• _Records provided_
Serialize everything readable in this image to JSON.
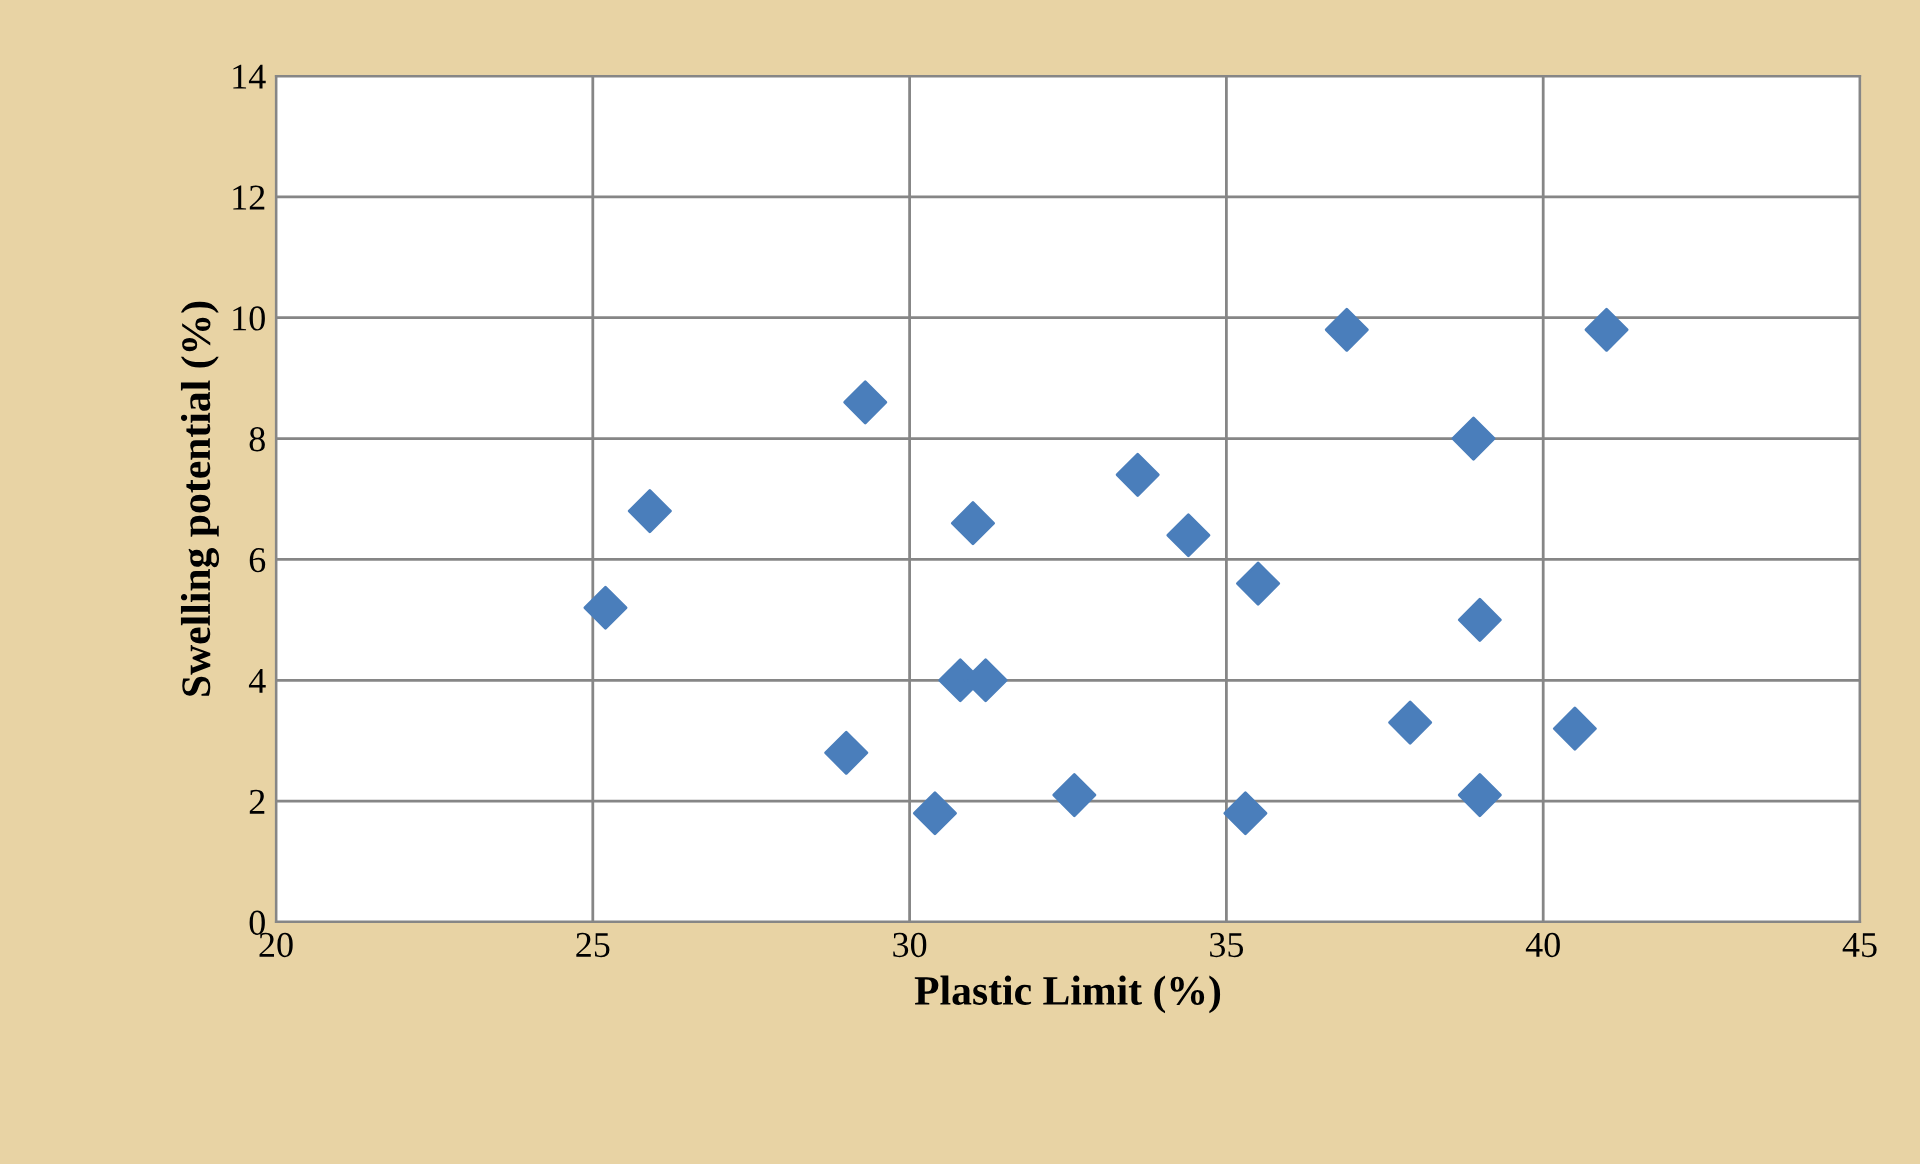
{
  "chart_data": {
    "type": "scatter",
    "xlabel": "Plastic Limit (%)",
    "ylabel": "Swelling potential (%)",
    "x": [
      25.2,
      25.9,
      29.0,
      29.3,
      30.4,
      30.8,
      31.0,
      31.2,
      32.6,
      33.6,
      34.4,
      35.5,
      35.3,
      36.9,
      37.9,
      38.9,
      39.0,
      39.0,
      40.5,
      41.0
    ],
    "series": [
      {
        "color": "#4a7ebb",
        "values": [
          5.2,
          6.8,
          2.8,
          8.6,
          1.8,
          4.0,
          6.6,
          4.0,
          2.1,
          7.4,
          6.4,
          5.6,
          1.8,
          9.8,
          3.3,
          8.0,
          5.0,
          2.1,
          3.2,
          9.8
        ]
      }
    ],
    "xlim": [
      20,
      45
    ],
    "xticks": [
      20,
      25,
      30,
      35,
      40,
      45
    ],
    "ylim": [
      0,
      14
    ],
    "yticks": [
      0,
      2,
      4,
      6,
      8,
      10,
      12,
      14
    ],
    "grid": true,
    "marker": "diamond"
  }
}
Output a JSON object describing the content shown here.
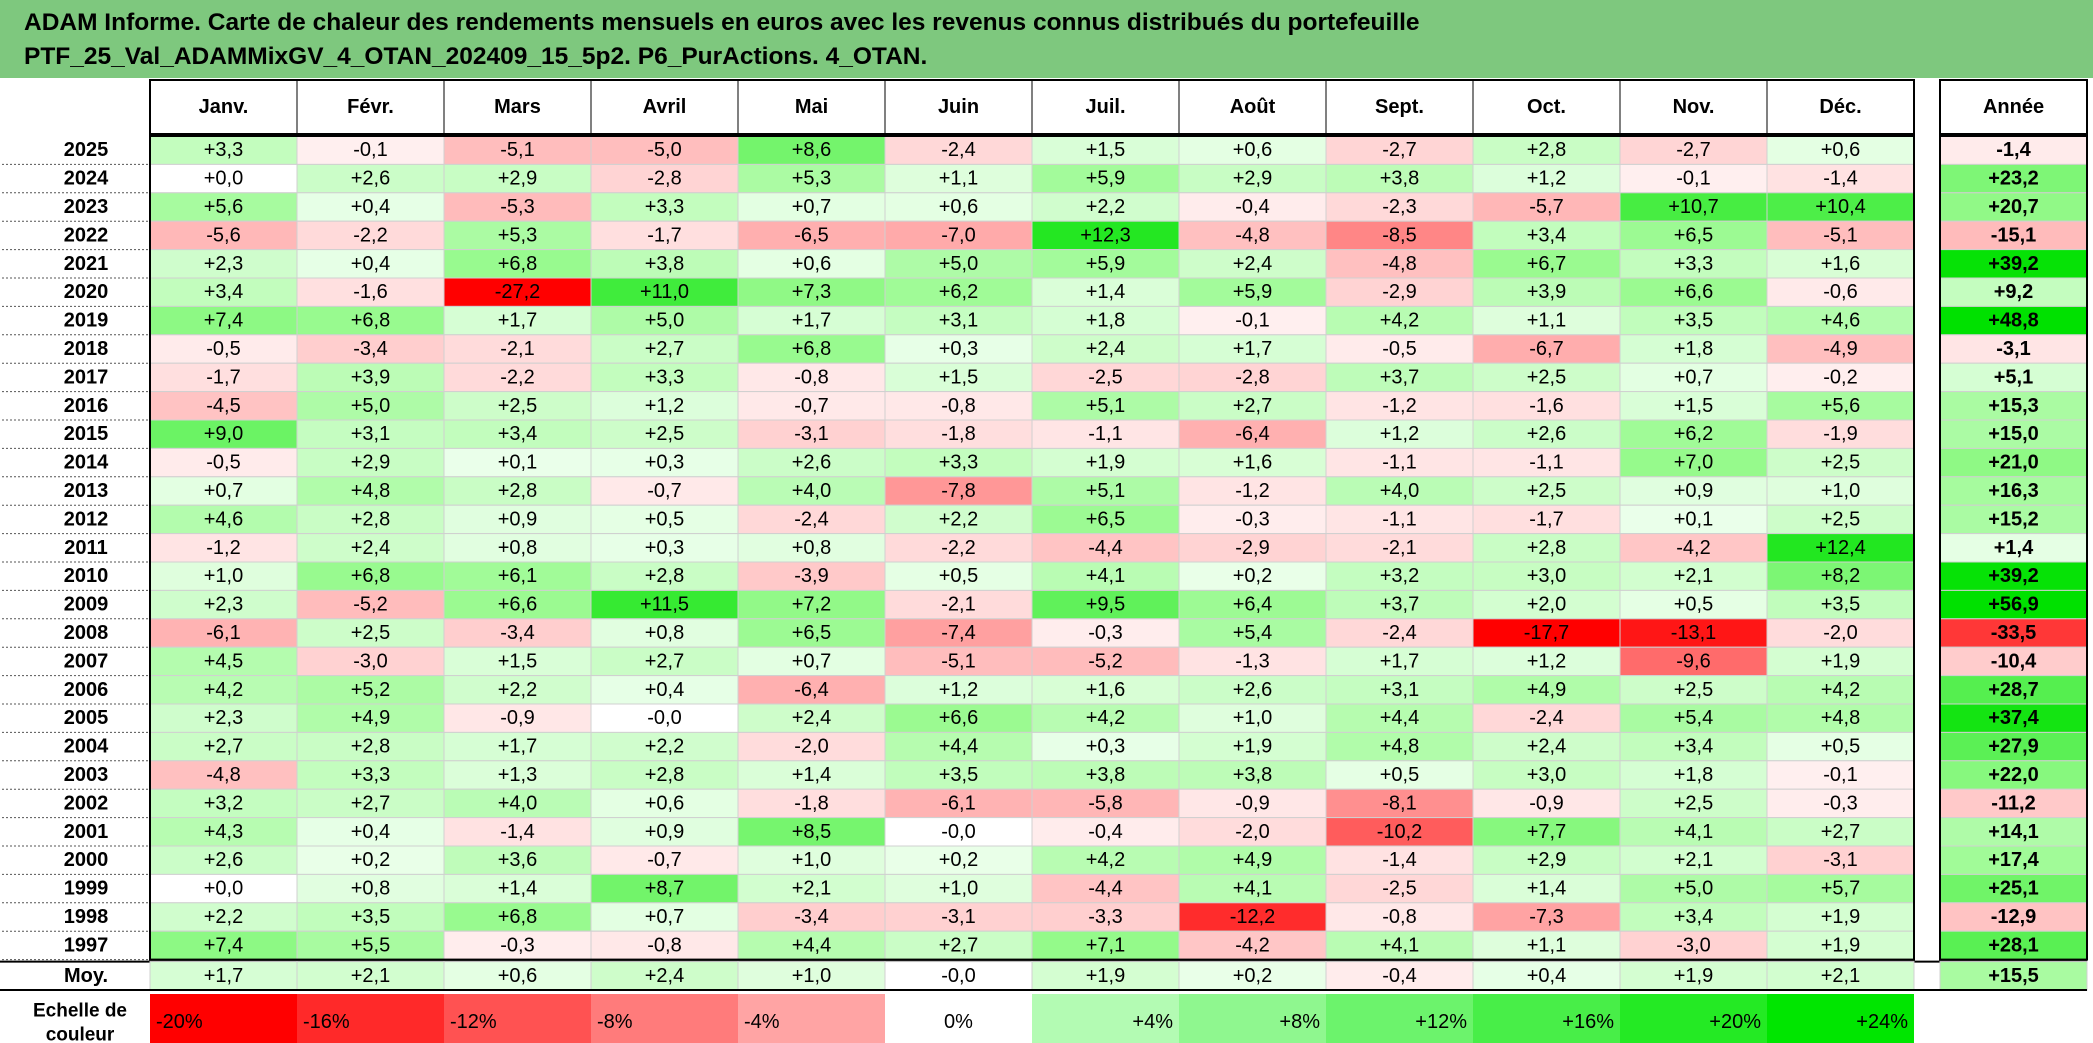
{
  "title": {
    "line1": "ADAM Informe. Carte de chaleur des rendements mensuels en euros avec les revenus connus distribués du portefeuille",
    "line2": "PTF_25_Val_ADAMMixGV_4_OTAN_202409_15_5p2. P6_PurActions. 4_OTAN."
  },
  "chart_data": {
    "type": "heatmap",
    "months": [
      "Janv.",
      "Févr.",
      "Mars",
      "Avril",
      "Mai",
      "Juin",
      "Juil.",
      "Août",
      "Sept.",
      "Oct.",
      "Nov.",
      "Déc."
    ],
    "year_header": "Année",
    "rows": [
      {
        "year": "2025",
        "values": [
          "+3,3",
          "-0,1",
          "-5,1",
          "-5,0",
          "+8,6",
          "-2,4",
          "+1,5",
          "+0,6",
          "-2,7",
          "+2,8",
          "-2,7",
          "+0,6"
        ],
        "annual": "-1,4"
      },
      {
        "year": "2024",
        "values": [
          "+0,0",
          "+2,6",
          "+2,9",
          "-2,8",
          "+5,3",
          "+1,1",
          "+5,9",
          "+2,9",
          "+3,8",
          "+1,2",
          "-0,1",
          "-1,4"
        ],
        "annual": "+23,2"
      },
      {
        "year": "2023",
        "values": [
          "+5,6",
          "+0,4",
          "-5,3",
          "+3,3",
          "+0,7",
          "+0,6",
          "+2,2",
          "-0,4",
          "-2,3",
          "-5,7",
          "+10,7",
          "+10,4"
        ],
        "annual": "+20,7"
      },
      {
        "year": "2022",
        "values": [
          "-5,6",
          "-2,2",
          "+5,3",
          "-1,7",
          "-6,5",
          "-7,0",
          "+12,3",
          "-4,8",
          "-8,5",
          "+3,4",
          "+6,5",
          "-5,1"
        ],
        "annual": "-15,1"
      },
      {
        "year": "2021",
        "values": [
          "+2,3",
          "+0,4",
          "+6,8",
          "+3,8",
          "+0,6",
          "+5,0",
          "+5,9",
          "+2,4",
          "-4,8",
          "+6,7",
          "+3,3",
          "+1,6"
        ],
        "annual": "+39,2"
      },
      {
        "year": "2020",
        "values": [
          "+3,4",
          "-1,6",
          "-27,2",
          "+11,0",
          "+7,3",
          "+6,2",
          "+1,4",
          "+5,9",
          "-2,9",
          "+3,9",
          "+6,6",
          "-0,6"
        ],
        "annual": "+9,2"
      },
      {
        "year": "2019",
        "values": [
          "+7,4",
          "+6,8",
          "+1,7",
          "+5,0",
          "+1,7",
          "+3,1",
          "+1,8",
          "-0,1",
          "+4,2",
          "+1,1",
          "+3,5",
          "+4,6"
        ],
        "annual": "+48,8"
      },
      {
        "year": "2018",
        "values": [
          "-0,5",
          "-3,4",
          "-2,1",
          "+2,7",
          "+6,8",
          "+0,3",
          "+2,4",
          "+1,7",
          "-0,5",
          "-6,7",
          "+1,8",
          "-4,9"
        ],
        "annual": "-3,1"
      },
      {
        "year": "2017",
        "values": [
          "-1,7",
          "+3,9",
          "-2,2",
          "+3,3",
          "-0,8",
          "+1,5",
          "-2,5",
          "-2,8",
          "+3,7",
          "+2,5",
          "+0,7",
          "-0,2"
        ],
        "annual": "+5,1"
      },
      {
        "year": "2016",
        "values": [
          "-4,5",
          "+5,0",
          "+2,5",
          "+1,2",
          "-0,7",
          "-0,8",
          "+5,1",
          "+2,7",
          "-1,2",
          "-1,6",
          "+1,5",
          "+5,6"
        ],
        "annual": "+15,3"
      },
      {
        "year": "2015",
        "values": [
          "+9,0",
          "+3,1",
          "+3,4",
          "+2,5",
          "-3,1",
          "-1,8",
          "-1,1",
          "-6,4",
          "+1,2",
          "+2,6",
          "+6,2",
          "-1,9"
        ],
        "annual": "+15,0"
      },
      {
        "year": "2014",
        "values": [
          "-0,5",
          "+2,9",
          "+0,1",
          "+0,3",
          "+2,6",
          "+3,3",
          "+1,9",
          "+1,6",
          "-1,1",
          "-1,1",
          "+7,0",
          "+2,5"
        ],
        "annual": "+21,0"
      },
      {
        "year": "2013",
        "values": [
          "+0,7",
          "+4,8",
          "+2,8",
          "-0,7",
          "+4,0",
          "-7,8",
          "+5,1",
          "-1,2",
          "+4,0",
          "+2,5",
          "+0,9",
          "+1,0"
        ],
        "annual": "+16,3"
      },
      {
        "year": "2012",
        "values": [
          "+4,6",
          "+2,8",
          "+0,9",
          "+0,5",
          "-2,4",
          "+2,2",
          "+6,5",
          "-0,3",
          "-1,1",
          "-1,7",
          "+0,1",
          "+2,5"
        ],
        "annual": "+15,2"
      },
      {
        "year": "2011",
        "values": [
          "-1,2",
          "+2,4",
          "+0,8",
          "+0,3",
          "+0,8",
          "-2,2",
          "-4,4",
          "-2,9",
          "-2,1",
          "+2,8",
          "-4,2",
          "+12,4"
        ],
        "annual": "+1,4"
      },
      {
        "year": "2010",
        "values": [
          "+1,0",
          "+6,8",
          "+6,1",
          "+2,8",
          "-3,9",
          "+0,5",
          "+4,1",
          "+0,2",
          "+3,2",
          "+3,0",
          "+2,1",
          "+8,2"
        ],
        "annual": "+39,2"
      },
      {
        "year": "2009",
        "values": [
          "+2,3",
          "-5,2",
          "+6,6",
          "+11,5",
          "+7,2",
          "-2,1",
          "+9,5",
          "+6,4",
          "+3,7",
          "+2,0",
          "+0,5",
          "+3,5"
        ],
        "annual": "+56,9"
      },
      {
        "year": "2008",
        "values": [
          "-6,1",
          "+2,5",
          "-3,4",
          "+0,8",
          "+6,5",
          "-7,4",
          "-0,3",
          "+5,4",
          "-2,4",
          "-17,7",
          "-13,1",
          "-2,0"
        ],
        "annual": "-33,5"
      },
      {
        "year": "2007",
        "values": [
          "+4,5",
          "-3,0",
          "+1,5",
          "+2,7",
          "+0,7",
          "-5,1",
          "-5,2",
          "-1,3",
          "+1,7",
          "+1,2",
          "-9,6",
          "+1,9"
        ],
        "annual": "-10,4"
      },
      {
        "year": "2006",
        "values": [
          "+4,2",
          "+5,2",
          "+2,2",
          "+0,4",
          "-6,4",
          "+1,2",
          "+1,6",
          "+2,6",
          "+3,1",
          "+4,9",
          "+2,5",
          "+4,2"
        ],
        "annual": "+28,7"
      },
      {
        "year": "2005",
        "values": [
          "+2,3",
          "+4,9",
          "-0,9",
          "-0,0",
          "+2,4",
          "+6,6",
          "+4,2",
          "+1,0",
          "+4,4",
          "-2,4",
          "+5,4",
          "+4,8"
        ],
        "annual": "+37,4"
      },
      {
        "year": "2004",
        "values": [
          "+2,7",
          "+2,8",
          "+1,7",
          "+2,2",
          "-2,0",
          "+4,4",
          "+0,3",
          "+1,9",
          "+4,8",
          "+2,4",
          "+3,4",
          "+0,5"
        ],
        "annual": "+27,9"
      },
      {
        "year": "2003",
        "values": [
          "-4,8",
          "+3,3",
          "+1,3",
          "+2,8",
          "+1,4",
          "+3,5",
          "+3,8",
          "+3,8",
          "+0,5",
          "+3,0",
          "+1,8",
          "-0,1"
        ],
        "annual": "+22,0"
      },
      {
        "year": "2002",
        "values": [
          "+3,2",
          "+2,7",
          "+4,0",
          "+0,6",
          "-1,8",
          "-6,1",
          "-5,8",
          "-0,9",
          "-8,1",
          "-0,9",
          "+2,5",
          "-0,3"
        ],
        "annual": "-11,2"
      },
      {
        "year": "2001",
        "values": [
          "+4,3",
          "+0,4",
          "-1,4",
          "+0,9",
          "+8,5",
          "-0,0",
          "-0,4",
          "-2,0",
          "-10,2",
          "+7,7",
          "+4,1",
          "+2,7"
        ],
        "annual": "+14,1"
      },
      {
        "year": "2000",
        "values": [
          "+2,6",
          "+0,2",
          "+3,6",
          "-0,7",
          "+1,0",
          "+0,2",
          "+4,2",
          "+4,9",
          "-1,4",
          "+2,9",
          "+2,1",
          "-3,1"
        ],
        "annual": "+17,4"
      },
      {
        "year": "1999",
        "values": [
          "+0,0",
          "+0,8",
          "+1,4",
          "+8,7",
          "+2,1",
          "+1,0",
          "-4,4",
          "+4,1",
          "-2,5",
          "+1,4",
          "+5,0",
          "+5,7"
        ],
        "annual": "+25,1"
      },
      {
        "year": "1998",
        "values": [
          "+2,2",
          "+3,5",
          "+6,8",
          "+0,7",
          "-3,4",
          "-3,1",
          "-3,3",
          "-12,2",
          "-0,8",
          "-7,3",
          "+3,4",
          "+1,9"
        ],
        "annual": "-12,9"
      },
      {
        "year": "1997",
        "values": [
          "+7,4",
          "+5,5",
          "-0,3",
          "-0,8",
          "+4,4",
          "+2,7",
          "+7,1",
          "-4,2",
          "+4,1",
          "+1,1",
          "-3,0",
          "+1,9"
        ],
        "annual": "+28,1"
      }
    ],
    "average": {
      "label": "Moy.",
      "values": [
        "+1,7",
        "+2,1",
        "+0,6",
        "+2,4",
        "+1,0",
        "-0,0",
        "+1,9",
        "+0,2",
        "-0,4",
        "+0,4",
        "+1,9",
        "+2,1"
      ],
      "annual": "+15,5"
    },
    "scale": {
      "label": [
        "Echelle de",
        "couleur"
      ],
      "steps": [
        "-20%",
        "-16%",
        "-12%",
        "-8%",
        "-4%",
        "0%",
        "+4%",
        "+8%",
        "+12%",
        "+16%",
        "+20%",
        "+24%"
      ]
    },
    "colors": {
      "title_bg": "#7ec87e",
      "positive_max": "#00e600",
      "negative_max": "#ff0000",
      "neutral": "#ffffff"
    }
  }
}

• _Exercise instructions_
Gather each line in the entries above where the string "JSON" is found.

• _Problem solution_
Serialize everything readable in this image to JSON.
Output a JSON object describing the content shown here.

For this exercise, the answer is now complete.